--- BEGIN LISTED RECORDS ---
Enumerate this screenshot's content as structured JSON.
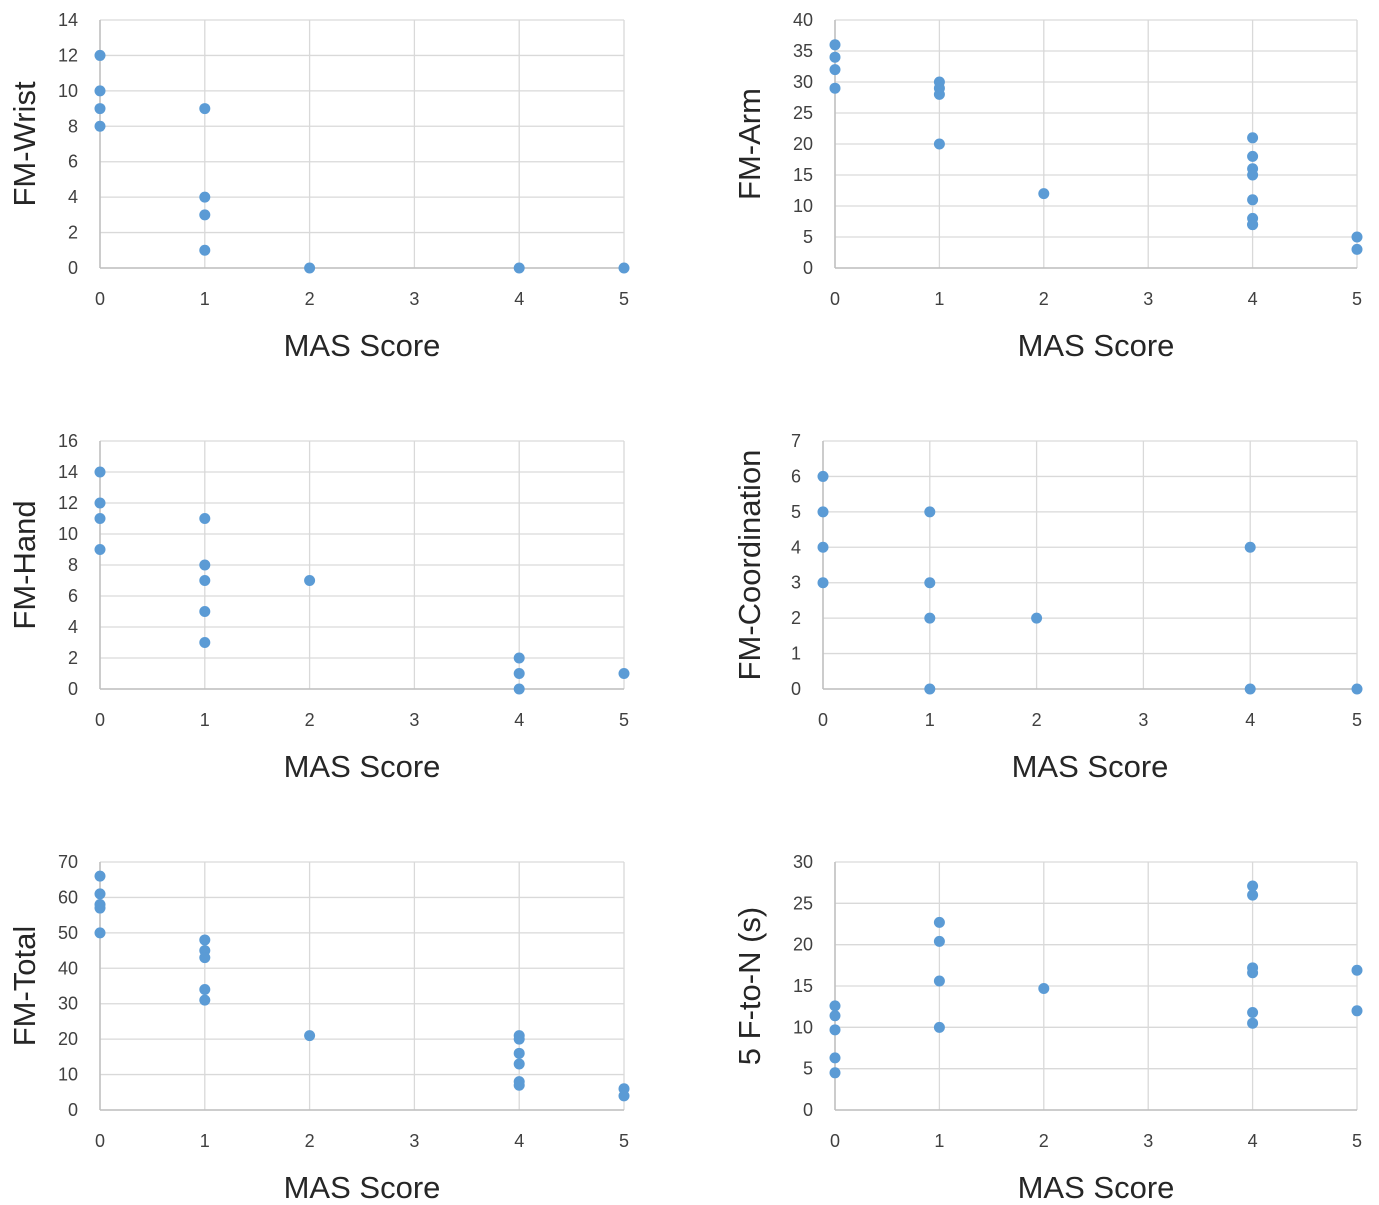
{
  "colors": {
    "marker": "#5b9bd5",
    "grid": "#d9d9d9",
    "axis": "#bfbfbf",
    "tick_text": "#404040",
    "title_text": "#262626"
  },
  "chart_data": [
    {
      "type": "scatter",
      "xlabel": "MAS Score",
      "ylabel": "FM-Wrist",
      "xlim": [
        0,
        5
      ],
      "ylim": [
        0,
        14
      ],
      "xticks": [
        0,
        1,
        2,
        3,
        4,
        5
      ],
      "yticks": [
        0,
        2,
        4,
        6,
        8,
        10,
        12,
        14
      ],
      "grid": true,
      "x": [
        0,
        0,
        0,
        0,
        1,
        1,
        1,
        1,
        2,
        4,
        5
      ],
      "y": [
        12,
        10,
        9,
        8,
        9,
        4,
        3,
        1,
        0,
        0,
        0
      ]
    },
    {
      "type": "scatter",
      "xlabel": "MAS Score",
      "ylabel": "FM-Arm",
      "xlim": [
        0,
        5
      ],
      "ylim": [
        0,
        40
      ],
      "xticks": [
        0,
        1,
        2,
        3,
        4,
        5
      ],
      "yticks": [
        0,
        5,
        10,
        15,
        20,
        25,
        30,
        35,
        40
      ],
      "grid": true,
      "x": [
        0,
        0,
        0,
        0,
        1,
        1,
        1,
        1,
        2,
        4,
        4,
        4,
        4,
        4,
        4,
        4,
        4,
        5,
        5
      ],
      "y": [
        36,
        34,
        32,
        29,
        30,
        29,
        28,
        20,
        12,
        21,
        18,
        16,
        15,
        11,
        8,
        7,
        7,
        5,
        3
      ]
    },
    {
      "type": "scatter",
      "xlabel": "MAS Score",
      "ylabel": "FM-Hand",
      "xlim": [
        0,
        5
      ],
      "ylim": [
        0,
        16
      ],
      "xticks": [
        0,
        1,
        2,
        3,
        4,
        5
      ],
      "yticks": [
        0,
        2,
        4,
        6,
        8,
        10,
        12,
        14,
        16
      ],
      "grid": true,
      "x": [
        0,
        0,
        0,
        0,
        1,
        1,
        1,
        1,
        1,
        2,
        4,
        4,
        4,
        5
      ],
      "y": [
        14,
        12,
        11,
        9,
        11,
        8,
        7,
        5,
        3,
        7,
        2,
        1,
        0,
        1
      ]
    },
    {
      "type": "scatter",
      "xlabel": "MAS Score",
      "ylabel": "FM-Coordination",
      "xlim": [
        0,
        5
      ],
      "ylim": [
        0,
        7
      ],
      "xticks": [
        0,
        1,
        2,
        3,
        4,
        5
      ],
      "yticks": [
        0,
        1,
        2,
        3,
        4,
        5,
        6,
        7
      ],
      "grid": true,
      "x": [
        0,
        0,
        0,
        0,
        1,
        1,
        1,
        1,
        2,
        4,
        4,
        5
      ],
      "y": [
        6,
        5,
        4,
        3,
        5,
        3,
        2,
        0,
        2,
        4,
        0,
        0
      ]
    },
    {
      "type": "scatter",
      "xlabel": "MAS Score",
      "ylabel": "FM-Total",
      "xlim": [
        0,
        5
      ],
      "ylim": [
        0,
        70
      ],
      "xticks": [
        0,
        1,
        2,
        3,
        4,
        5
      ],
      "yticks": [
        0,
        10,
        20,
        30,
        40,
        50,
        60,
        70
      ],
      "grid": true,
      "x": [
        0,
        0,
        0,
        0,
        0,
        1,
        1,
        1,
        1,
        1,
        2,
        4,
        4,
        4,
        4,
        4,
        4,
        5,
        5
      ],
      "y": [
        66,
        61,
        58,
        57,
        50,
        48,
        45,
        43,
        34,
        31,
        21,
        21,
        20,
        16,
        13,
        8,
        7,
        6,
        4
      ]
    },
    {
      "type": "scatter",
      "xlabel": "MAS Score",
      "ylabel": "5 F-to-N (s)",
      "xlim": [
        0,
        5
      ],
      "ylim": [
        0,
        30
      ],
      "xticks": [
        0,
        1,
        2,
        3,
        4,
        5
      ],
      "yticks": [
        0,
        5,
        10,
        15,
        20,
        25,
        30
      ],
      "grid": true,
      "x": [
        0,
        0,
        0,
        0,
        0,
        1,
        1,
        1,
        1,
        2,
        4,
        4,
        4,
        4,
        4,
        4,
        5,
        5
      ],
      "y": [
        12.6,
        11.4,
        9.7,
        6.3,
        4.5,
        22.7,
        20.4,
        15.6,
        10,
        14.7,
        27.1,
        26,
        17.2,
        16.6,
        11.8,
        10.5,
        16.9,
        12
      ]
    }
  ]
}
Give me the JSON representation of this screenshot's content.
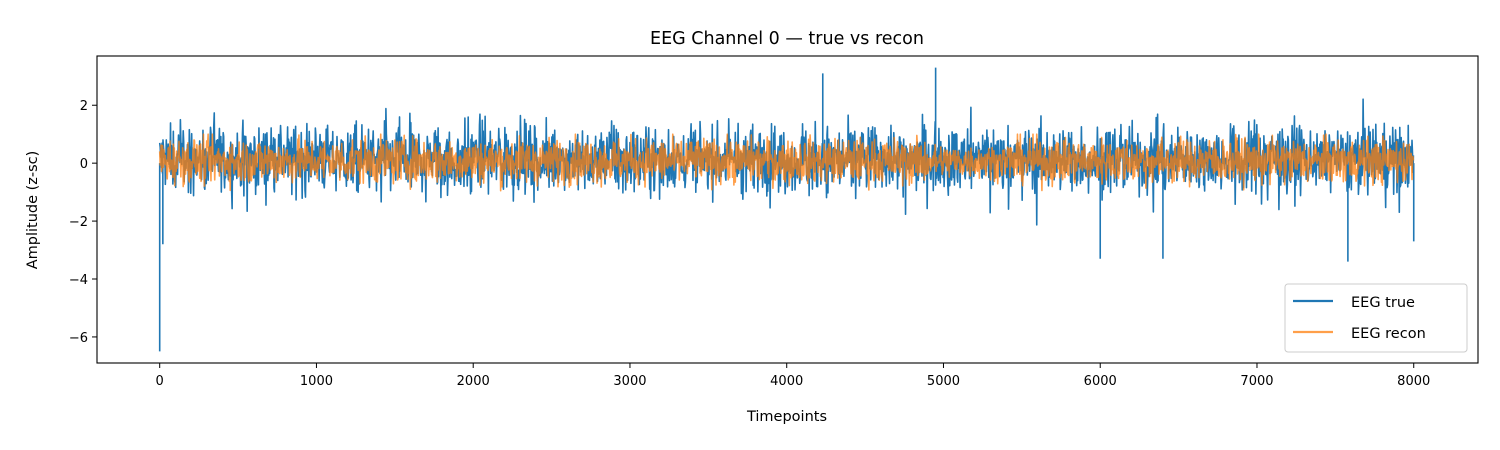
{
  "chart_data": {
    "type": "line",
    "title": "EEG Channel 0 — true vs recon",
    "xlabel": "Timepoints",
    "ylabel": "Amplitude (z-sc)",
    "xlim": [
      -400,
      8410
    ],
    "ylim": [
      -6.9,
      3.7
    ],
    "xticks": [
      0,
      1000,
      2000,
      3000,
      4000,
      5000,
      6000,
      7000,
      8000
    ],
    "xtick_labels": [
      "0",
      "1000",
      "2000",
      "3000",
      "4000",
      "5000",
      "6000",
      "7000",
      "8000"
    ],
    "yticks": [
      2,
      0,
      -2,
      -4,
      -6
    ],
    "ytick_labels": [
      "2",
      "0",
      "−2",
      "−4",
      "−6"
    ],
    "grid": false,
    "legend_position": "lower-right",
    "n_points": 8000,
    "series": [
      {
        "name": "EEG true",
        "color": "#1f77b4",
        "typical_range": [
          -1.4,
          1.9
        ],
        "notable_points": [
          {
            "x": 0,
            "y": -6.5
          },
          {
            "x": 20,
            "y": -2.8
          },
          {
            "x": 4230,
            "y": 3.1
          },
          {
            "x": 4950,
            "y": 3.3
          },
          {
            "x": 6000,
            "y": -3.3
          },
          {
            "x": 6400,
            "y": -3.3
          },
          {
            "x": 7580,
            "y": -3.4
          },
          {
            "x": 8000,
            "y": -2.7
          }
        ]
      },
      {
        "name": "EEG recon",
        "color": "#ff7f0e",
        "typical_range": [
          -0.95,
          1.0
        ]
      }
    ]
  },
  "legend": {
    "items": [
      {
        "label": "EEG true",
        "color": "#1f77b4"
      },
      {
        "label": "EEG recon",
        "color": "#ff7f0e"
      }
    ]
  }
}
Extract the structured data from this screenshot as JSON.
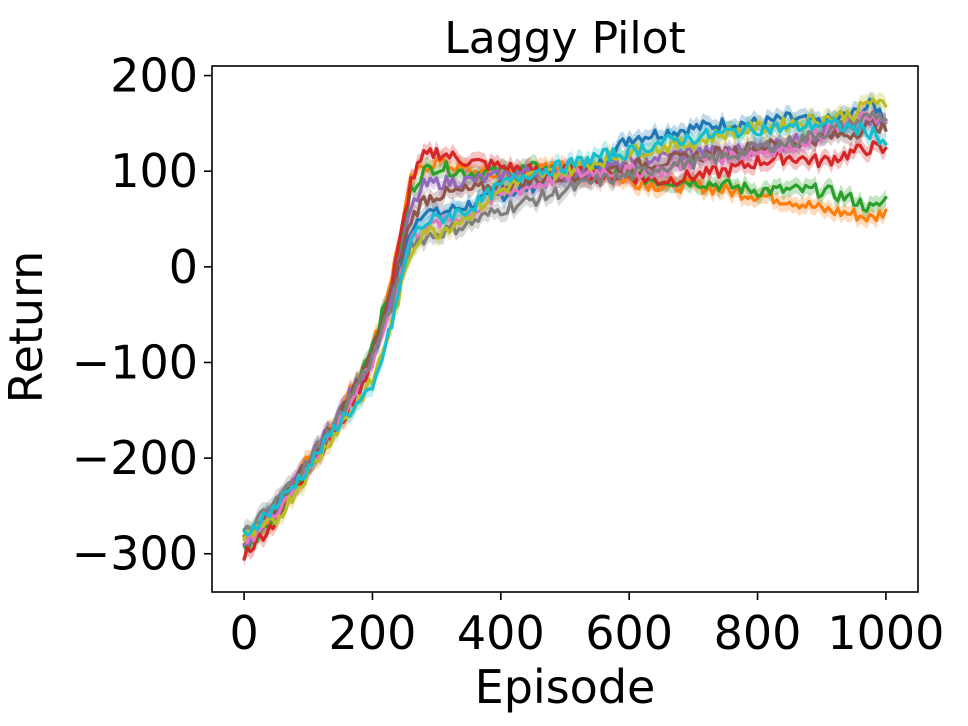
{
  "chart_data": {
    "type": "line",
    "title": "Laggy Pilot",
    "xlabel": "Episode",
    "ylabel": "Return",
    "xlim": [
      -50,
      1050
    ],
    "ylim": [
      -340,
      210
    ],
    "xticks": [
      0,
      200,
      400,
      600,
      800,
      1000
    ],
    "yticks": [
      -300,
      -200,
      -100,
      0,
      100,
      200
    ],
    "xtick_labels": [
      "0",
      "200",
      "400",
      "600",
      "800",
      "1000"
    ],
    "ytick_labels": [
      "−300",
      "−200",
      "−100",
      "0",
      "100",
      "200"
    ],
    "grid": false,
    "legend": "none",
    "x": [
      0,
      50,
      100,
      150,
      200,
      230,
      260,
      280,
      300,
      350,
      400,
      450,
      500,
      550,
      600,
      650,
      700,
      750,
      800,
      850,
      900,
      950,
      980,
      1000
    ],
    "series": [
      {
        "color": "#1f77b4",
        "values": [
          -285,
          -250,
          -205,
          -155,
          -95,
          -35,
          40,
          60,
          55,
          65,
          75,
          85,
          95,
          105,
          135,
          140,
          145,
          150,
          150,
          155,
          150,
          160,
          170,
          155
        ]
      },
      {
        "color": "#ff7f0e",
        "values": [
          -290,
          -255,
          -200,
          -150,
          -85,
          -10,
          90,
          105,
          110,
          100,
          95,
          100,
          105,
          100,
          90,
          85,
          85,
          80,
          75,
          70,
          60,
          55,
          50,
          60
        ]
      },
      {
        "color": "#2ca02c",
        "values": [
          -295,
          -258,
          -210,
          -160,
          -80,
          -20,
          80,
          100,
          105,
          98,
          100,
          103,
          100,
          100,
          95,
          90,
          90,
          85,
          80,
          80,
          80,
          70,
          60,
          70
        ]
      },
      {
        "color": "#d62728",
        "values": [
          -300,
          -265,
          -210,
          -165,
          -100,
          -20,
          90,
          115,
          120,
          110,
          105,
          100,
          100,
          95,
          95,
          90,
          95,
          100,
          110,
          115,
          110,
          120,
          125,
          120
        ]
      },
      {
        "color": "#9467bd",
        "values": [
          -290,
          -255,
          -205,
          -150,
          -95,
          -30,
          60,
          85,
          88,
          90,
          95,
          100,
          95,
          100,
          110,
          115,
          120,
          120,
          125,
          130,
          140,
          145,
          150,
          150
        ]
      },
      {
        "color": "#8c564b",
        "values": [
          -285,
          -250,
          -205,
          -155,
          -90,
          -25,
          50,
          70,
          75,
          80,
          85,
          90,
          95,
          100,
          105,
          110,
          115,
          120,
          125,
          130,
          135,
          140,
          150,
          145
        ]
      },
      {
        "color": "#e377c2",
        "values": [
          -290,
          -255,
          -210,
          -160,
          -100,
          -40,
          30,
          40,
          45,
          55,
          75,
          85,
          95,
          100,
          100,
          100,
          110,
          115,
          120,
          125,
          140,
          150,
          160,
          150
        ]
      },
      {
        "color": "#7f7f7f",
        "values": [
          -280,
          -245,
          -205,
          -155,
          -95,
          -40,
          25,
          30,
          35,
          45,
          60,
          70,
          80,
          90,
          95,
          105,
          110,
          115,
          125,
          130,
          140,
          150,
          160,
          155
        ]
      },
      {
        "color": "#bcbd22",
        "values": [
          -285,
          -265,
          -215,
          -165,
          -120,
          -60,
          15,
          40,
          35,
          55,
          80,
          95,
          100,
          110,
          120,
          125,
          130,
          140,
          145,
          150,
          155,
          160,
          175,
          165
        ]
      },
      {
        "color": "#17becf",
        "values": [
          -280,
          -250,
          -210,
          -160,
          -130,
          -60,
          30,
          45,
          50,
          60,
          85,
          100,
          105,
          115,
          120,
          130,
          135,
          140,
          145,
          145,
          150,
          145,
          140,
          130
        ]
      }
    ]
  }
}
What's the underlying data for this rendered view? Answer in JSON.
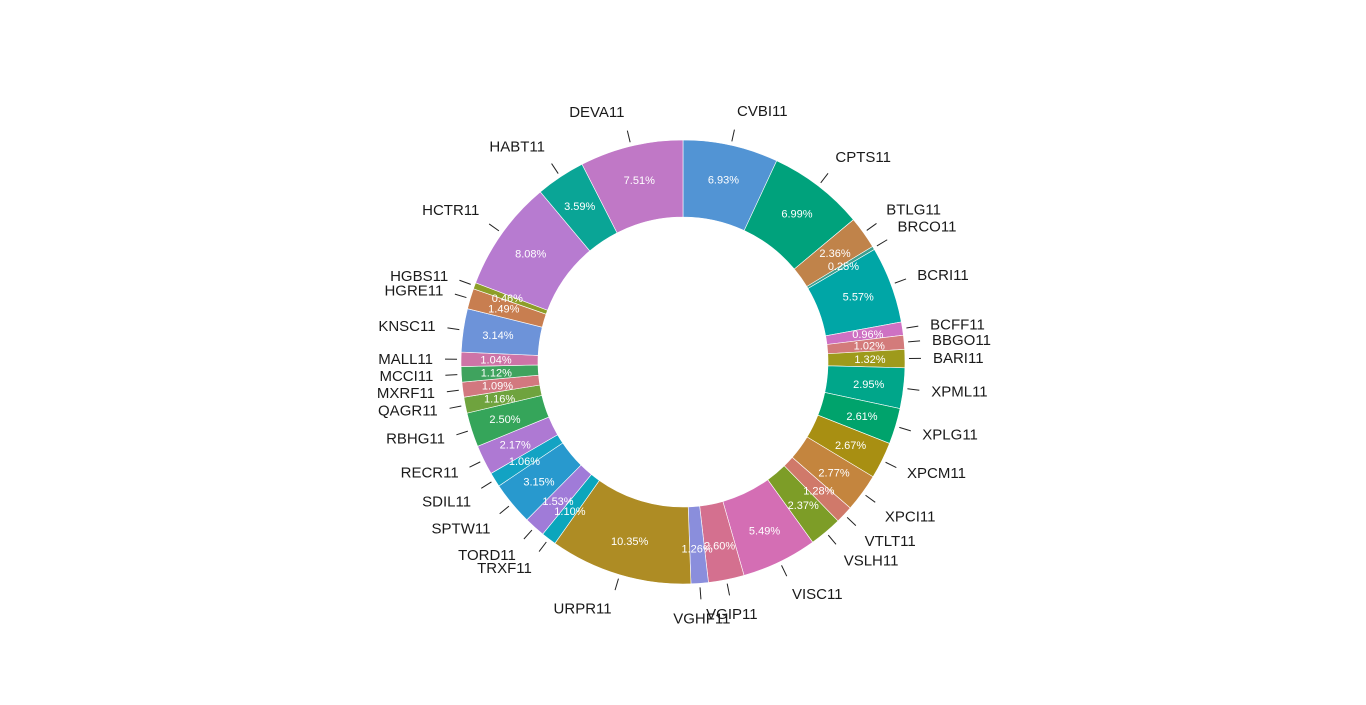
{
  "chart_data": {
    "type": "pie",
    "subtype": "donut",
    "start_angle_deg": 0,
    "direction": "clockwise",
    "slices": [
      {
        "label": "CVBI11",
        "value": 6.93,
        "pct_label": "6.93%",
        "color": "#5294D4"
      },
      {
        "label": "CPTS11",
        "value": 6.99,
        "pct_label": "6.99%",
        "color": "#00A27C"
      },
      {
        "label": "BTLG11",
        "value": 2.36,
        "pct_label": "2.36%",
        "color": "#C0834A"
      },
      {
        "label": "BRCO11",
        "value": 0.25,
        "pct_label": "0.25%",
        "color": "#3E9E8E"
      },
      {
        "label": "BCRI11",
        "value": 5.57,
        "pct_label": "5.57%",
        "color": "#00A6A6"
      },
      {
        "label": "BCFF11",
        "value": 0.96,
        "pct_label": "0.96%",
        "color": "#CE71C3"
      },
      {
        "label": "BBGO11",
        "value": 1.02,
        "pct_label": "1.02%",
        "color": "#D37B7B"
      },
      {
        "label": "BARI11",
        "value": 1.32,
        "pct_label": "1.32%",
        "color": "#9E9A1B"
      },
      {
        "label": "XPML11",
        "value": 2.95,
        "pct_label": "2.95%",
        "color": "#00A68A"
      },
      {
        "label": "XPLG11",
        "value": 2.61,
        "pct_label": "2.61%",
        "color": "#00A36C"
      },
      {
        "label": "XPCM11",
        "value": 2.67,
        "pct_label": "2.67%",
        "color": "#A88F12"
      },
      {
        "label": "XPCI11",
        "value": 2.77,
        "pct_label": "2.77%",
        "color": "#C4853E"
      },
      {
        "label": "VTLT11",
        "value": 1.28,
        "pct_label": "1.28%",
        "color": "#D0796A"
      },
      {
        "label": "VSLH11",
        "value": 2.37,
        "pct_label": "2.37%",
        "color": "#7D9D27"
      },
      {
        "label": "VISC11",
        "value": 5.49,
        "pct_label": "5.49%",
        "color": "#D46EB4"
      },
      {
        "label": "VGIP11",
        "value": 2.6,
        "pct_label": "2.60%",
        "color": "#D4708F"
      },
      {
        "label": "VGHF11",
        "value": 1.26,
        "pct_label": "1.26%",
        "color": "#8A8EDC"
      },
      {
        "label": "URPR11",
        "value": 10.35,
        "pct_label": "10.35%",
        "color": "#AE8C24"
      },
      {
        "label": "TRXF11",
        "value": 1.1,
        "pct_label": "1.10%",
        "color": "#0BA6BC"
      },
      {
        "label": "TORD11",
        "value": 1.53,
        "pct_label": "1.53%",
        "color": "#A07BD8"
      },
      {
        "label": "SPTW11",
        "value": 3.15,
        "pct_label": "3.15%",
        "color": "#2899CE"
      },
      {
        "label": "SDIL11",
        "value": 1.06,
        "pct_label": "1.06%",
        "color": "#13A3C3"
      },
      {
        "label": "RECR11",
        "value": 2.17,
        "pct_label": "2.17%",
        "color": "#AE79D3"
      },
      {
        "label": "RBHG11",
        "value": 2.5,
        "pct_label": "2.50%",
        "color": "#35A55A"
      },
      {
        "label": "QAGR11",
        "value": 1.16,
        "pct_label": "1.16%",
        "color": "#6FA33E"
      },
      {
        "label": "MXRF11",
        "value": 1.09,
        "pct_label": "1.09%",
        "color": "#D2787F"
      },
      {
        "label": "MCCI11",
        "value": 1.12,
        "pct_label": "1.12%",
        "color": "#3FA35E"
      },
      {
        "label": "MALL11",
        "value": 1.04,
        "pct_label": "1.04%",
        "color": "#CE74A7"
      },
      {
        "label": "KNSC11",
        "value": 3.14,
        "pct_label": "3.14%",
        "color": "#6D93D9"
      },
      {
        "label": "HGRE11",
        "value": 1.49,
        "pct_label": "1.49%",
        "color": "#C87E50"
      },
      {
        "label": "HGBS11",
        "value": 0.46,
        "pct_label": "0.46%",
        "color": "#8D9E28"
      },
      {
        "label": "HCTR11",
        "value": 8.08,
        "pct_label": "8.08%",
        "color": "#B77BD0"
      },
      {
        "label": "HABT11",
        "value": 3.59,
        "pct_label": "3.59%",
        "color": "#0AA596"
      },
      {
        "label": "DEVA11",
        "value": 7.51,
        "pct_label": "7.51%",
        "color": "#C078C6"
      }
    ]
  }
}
--- END LISTED RECORDS ---
> **STATED EXERCISE**:
Extract all lines of the records above that include "JSON".

> **EXERCISE SOLUTION**:
Enumerate this screenshot's content as structured JSON.
Give me the JSON representation of this screenshot's content.
Extract the structured data from this screenshot as JSON.
What's the underlying data for this rendered view? Answer in JSON.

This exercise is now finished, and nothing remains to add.